# What needs to be done:
Every line below that holds the string "screenshot" should be copied out.

━━━━━ Records for the task ━━━━━

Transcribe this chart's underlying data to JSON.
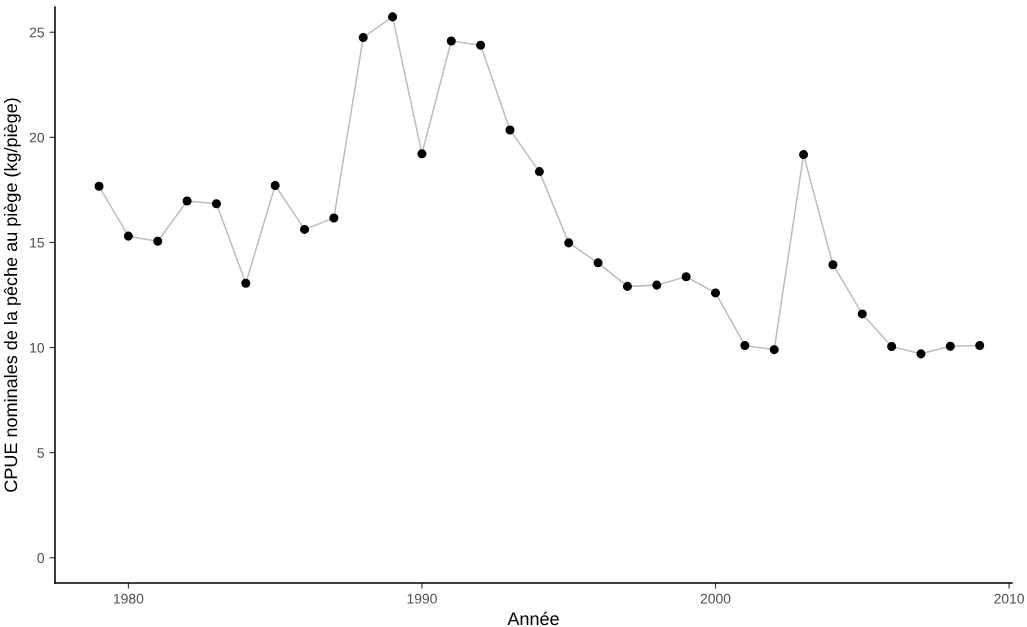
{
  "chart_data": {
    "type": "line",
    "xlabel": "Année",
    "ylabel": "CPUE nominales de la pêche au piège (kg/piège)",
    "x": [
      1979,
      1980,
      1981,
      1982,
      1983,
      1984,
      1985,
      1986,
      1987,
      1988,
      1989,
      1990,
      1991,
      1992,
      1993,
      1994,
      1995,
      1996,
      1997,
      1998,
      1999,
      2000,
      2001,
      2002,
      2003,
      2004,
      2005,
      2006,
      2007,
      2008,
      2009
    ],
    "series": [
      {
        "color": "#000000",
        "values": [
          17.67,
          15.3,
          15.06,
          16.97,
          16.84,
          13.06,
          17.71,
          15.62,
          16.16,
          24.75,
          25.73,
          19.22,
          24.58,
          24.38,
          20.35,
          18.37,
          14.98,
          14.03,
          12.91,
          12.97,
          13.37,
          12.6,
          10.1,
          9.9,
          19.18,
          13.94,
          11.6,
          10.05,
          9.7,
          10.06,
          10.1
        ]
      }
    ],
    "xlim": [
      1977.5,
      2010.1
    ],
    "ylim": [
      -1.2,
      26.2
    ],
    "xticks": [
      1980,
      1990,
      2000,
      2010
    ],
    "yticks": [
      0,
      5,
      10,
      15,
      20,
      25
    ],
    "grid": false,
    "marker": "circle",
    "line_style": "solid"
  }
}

━━━━━
━━━━━ Records for the task ━━━━━

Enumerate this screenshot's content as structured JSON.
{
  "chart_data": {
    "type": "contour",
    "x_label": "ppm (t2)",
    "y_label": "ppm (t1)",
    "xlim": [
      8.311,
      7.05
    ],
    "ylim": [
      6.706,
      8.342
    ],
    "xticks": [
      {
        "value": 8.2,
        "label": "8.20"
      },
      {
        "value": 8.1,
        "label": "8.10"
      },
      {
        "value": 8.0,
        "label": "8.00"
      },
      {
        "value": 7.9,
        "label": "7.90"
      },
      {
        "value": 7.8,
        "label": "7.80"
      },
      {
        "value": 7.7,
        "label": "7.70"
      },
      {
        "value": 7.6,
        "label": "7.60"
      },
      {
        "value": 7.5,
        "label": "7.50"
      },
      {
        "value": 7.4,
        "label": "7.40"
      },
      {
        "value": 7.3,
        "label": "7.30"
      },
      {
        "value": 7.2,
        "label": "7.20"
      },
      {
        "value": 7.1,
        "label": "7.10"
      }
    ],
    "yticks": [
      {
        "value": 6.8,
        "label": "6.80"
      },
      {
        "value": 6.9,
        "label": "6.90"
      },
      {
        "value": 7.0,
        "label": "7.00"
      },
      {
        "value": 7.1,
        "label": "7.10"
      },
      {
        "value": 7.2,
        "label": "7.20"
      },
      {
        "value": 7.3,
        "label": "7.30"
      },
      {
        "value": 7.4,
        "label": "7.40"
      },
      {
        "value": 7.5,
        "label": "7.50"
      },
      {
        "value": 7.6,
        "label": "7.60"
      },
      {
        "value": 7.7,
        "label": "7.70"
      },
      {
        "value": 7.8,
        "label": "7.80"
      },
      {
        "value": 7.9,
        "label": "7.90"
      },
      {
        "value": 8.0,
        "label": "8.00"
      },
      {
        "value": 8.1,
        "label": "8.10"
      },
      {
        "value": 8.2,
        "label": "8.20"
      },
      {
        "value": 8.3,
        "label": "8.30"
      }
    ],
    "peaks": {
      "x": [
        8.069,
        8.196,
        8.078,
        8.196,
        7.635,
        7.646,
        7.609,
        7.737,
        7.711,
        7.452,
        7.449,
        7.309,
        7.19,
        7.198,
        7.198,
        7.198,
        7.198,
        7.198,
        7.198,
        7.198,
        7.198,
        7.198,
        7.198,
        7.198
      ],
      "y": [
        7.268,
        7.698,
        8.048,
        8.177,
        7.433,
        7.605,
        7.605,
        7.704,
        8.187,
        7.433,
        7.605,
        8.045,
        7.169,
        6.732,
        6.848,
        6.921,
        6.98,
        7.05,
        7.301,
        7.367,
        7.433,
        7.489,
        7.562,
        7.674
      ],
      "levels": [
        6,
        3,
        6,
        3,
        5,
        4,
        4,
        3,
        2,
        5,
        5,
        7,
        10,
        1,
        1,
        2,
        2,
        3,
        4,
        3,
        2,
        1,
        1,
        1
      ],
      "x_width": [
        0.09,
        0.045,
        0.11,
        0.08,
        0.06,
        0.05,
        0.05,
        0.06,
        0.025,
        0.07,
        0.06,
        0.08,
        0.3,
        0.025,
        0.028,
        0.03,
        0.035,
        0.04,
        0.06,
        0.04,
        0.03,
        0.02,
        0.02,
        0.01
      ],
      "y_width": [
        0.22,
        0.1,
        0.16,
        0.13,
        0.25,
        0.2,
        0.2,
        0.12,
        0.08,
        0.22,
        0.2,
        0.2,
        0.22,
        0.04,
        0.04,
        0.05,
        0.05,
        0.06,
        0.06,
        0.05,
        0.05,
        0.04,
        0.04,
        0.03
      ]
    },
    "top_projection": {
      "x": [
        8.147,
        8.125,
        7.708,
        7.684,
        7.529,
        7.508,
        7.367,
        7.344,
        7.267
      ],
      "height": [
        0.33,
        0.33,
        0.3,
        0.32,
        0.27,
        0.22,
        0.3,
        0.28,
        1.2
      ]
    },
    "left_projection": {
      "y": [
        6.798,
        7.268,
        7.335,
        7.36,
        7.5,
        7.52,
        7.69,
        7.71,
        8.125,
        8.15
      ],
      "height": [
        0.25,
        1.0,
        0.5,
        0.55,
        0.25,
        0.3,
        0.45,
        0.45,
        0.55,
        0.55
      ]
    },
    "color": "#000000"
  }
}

━━━━━
━━━━━ Records for the task ━━━━━

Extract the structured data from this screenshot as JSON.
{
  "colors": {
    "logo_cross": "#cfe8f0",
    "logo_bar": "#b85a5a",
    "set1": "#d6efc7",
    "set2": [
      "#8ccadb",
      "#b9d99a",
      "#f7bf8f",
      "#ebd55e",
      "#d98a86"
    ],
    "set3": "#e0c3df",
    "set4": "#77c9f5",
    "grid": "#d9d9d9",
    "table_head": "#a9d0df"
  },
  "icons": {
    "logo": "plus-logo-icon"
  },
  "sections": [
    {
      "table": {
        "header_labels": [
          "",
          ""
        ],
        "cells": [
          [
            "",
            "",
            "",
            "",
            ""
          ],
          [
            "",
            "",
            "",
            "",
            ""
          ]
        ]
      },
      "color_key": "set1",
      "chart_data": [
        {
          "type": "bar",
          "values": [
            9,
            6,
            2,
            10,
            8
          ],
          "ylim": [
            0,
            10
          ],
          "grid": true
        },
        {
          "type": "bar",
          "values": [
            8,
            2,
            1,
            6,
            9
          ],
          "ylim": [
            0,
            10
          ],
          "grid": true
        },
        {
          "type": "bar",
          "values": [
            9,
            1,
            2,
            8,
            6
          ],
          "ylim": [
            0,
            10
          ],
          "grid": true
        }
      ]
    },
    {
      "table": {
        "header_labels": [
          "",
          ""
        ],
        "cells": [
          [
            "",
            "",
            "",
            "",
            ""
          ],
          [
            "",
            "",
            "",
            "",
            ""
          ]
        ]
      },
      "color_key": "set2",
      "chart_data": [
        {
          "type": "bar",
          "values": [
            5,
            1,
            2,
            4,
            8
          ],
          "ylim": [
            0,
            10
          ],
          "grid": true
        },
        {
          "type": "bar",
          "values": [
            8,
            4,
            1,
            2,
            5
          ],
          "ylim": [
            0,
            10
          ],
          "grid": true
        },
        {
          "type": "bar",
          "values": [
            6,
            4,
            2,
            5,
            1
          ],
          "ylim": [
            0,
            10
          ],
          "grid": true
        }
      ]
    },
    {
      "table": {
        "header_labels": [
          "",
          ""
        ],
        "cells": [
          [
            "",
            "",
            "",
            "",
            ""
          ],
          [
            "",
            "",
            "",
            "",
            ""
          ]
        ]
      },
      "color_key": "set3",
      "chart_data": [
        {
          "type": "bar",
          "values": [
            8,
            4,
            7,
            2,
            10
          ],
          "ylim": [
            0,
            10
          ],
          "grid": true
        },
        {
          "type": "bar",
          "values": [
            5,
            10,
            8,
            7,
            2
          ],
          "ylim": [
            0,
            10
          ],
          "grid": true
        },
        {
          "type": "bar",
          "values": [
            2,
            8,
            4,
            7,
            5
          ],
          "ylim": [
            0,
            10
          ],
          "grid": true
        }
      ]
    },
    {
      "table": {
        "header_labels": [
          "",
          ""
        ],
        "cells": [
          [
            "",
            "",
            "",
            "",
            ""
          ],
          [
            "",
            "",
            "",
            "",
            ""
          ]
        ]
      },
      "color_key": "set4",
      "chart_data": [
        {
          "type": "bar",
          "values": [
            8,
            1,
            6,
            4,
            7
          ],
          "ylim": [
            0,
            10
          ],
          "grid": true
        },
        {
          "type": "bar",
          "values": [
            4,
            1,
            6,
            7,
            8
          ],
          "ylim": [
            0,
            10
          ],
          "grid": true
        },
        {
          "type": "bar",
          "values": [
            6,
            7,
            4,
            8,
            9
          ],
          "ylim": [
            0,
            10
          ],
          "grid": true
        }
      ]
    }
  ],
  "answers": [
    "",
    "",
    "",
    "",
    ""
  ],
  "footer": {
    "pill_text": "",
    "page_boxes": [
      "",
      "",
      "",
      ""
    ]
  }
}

━━━━━

# Task solution:
Enumerate this screenshot's content as structured JSON.
Extract the structured data from this screenshot as JSON.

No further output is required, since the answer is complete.